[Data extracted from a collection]
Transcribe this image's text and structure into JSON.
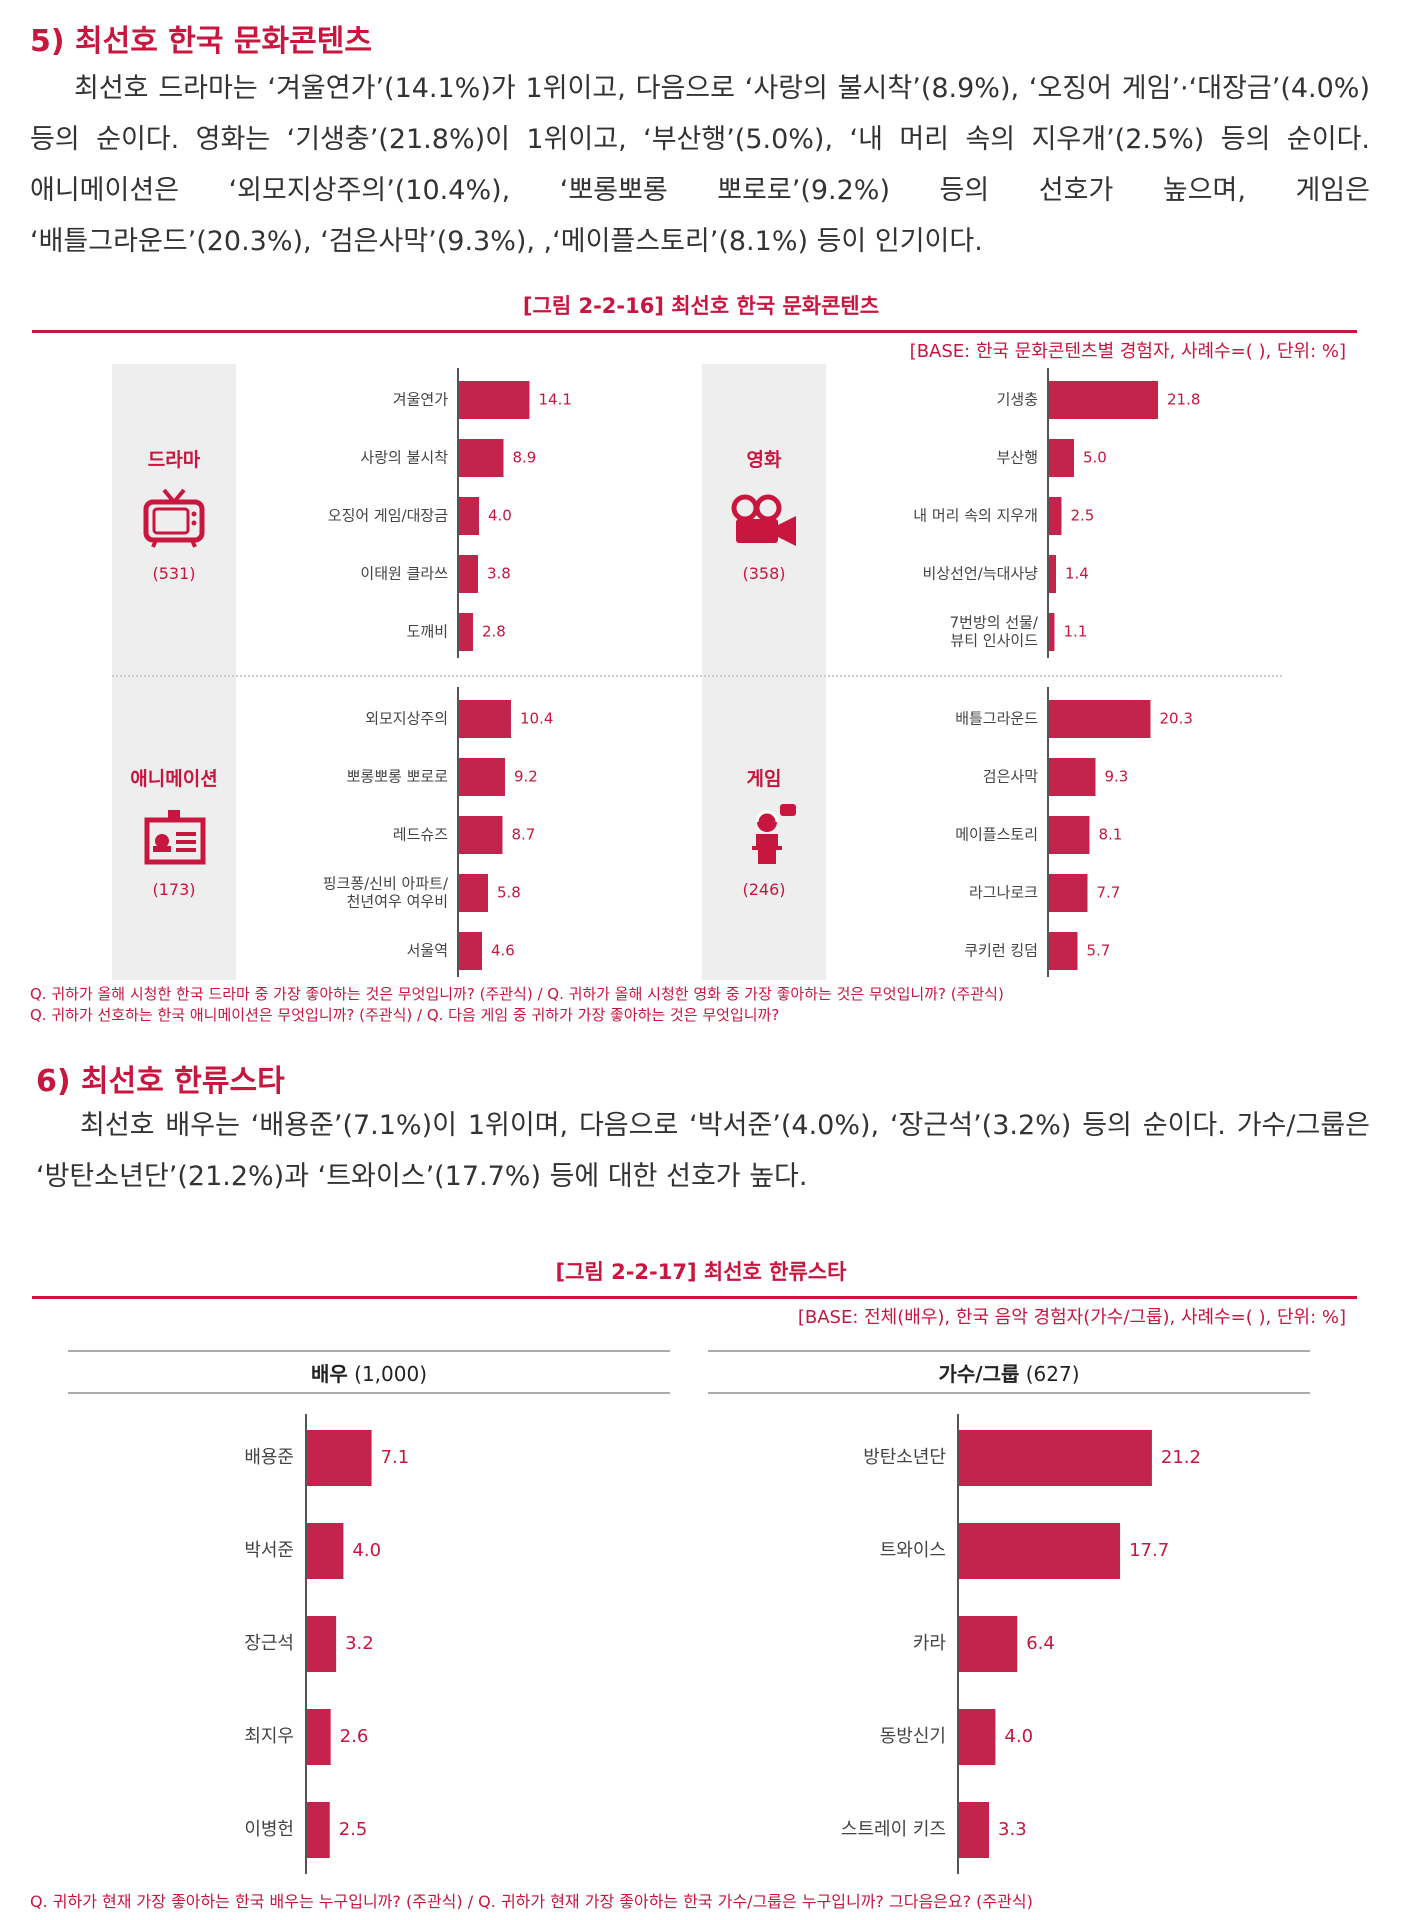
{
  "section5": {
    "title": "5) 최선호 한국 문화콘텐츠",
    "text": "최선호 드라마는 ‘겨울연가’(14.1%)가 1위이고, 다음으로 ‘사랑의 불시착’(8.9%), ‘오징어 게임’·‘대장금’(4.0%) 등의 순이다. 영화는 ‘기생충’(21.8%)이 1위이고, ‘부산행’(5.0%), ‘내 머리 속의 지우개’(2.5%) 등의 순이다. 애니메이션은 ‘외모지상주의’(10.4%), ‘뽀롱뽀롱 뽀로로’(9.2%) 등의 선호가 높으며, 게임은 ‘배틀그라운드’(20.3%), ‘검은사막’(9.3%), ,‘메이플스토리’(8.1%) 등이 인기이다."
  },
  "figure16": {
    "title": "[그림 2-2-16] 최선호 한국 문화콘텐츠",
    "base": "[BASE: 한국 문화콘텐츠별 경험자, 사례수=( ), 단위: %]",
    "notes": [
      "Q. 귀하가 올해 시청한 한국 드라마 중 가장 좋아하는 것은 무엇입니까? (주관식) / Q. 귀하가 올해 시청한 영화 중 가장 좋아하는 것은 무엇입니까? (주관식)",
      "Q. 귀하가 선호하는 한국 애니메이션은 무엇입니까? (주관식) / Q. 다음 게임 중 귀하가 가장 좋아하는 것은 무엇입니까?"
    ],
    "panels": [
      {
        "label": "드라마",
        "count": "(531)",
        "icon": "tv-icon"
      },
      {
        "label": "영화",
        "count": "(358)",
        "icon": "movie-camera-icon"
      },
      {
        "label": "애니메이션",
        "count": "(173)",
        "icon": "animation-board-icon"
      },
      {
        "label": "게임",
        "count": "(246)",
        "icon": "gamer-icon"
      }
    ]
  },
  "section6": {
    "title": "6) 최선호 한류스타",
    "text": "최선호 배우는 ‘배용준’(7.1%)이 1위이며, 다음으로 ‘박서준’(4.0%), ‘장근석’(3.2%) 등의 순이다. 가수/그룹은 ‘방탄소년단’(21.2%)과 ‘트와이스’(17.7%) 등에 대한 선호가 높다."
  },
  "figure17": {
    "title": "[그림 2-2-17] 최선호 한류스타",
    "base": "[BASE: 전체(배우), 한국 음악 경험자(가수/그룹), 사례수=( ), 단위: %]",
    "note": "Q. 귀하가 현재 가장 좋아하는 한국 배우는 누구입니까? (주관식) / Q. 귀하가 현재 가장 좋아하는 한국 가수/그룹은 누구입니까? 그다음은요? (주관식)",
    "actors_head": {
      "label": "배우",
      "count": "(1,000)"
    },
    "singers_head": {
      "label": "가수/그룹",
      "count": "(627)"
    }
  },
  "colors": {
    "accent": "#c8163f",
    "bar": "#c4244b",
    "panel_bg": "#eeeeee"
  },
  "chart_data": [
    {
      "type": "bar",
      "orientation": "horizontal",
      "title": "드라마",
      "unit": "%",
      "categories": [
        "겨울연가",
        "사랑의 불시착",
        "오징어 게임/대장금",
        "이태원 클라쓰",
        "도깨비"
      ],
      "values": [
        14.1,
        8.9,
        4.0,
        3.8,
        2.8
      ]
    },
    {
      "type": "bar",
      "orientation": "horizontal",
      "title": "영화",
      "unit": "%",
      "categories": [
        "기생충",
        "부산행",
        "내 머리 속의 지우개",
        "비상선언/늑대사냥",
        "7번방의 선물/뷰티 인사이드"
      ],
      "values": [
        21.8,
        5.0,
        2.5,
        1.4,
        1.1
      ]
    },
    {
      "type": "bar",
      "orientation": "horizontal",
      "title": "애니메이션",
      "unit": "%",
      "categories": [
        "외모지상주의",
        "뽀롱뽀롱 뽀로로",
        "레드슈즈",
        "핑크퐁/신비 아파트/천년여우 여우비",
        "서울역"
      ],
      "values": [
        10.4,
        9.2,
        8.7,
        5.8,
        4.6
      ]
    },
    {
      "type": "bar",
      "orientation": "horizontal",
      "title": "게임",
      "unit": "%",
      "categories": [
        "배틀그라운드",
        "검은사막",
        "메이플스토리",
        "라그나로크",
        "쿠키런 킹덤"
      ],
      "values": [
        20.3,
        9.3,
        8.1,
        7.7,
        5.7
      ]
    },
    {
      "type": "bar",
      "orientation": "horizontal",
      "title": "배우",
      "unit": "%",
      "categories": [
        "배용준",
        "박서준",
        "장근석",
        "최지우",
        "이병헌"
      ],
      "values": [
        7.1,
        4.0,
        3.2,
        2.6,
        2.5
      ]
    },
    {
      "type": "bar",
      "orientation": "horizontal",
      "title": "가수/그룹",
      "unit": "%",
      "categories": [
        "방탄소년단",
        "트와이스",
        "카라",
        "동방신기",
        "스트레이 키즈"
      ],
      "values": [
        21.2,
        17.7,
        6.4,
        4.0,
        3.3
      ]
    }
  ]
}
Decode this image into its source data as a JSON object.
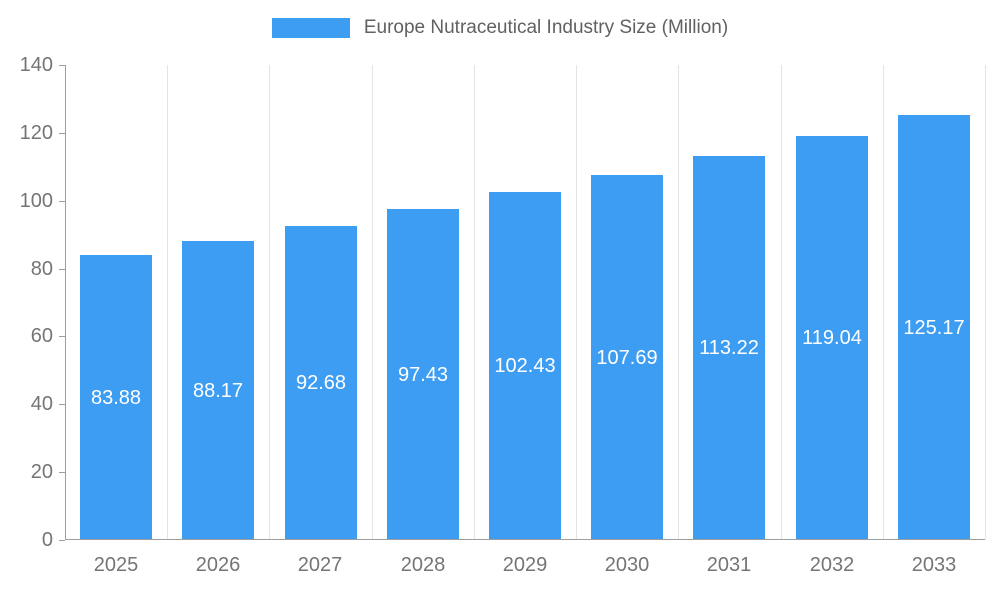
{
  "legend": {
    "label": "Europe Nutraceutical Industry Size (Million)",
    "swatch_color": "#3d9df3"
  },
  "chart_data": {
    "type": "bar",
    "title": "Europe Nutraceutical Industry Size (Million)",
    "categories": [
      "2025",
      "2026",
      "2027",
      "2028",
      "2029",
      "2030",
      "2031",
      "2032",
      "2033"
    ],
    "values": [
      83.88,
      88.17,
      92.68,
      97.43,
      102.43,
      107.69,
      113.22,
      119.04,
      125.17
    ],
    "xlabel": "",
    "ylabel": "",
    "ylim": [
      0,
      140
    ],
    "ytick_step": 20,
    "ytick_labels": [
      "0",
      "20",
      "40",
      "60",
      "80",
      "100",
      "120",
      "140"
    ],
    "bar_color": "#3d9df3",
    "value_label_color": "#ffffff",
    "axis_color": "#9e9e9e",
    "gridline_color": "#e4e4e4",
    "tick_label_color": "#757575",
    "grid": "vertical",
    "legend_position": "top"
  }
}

What the exercise asks
Extract, verbatim and alone, the lines from the line that contains "Decode this image" to the last line of the records, inclusive; drop any picture.

Answer to this problem
Decode this image into its source data as a JSON object.
{
  "legend": {
    "label": "Europe Nutraceutical Industry Size (Million)",
    "swatch_color": "#3d9df3"
  },
  "chart_data": {
    "type": "bar",
    "title": "Europe Nutraceutical Industry Size (Million)",
    "categories": [
      "2025",
      "2026",
      "2027",
      "2028",
      "2029",
      "2030",
      "2031",
      "2032",
      "2033"
    ],
    "values": [
      83.88,
      88.17,
      92.68,
      97.43,
      102.43,
      107.69,
      113.22,
      119.04,
      125.17
    ],
    "xlabel": "",
    "ylabel": "",
    "ylim": [
      0,
      140
    ],
    "ytick_step": 20,
    "ytick_labels": [
      "0",
      "20",
      "40",
      "60",
      "80",
      "100",
      "120",
      "140"
    ],
    "bar_color": "#3d9df3",
    "value_label_color": "#ffffff",
    "axis_color": "#9e9e9e",
    "gridline_color": "#e4e4e4",
    "tick_label_color": "#757575",
    "grid": "vertical",
    "legend_position": "top"
  }
}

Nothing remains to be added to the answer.